─── Given records ───

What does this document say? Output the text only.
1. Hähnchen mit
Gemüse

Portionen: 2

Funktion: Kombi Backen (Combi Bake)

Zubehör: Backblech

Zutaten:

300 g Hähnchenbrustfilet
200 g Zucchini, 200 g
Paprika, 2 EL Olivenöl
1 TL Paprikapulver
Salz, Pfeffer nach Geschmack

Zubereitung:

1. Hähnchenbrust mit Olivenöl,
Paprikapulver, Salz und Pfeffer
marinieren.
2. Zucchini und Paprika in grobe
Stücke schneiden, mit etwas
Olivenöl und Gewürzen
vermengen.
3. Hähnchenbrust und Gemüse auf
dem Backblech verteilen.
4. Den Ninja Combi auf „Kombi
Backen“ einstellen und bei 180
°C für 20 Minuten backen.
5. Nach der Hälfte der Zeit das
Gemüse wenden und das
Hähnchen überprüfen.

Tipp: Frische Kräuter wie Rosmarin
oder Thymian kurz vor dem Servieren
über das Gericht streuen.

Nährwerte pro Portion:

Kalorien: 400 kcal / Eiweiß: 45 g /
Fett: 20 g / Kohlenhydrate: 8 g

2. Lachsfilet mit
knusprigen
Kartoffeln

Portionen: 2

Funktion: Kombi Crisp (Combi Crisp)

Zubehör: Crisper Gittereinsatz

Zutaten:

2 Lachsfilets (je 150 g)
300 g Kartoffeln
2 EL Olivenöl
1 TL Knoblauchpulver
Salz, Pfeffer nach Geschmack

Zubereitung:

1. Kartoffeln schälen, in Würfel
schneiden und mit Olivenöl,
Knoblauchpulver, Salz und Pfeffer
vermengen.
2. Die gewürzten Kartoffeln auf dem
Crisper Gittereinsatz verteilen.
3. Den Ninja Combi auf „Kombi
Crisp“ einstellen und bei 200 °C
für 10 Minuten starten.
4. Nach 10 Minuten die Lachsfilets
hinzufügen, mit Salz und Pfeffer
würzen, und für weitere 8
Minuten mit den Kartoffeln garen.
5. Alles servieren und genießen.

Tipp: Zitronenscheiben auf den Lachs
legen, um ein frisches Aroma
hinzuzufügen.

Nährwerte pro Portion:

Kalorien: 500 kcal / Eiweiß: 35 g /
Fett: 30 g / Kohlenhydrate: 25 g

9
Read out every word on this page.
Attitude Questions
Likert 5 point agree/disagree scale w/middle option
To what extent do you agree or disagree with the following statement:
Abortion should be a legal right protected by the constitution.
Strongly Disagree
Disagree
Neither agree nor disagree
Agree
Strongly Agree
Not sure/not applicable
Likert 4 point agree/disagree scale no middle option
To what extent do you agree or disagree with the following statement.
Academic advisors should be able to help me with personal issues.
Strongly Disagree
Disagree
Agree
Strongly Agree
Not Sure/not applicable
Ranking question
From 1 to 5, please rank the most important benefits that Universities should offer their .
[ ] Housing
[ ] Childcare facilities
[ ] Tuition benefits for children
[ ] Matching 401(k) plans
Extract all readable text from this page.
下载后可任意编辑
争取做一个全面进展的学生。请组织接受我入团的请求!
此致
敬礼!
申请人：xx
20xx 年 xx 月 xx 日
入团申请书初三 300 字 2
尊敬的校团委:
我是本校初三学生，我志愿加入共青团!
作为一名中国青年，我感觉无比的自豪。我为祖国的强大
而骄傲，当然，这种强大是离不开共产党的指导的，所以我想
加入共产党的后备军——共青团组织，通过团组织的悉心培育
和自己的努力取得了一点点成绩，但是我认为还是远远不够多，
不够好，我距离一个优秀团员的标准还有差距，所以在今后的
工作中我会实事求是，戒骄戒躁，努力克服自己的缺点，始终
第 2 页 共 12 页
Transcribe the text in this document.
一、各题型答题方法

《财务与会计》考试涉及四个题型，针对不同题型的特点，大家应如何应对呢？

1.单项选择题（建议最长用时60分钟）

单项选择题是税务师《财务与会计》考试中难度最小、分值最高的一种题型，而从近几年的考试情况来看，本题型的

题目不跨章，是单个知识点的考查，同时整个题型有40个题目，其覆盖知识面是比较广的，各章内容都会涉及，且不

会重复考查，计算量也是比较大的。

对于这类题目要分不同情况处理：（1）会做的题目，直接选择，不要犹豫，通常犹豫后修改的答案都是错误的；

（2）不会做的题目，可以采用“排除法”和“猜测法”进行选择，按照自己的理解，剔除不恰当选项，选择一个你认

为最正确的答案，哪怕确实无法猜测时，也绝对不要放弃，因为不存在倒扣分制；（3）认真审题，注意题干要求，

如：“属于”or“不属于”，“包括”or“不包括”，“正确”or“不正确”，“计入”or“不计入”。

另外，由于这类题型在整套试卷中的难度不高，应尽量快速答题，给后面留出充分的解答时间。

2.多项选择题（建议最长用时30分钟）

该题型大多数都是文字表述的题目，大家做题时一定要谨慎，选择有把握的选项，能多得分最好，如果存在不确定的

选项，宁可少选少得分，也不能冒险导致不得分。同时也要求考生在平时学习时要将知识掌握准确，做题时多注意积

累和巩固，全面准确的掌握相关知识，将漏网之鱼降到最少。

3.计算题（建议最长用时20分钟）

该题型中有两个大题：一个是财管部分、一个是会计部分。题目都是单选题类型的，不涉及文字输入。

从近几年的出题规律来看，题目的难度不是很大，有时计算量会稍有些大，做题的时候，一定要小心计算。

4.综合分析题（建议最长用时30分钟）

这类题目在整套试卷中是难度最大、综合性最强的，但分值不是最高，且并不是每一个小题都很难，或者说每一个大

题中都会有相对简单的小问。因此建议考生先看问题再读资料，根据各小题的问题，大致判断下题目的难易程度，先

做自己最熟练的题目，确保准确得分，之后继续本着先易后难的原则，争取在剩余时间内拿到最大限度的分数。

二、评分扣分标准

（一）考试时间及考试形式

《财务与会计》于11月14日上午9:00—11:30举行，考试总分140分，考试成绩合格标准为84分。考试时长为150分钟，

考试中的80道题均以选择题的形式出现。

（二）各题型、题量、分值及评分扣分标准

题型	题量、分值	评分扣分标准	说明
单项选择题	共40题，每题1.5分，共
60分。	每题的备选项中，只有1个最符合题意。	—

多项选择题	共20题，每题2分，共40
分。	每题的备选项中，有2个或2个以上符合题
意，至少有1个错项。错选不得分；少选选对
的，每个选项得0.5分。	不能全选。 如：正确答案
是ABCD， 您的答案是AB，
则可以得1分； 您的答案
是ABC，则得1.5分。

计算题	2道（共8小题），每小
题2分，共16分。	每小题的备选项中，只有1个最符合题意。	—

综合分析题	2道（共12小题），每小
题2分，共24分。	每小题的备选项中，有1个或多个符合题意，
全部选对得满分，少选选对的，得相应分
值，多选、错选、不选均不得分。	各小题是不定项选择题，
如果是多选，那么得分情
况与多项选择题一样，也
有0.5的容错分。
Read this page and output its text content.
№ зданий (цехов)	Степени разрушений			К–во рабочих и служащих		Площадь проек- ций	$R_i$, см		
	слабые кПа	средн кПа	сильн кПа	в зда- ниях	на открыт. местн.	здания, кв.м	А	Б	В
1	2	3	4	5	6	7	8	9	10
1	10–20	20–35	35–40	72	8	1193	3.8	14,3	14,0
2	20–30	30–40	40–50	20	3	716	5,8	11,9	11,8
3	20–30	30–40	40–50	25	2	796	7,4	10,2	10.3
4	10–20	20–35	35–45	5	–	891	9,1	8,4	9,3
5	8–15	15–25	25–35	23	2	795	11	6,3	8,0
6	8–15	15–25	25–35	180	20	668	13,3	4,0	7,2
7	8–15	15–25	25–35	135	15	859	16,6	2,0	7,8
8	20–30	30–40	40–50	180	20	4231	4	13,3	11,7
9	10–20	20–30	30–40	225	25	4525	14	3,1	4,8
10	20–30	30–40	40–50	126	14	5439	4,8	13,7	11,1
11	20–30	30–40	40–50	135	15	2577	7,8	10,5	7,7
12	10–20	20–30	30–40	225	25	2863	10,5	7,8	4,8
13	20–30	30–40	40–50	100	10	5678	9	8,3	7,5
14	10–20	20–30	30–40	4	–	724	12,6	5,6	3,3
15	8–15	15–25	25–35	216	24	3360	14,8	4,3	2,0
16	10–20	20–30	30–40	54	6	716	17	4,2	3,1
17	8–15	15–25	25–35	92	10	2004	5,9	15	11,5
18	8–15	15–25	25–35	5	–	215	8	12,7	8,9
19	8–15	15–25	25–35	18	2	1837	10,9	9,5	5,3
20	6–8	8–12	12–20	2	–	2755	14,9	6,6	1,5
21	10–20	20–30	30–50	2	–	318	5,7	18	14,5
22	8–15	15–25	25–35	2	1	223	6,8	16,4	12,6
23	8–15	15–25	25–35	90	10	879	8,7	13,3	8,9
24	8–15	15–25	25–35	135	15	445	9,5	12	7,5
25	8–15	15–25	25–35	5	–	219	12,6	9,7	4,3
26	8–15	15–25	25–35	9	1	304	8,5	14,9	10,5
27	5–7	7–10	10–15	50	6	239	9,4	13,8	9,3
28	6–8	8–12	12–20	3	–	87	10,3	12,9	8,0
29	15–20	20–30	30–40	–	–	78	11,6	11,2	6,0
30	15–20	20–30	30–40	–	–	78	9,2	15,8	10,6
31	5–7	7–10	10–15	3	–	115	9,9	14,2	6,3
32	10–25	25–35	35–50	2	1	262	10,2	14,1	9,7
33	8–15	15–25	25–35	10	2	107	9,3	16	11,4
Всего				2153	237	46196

───

- [What you should do] Locate each line with the word "Combi" and copy it.

- [Output]
Funktion: Kombi Backen (Combi Bake)
4. Den Ninja Combi auf „Kombi
Funktion: Kombi Crisp (Combi Crisp)
3. Den Ninja Combi auf „Kombi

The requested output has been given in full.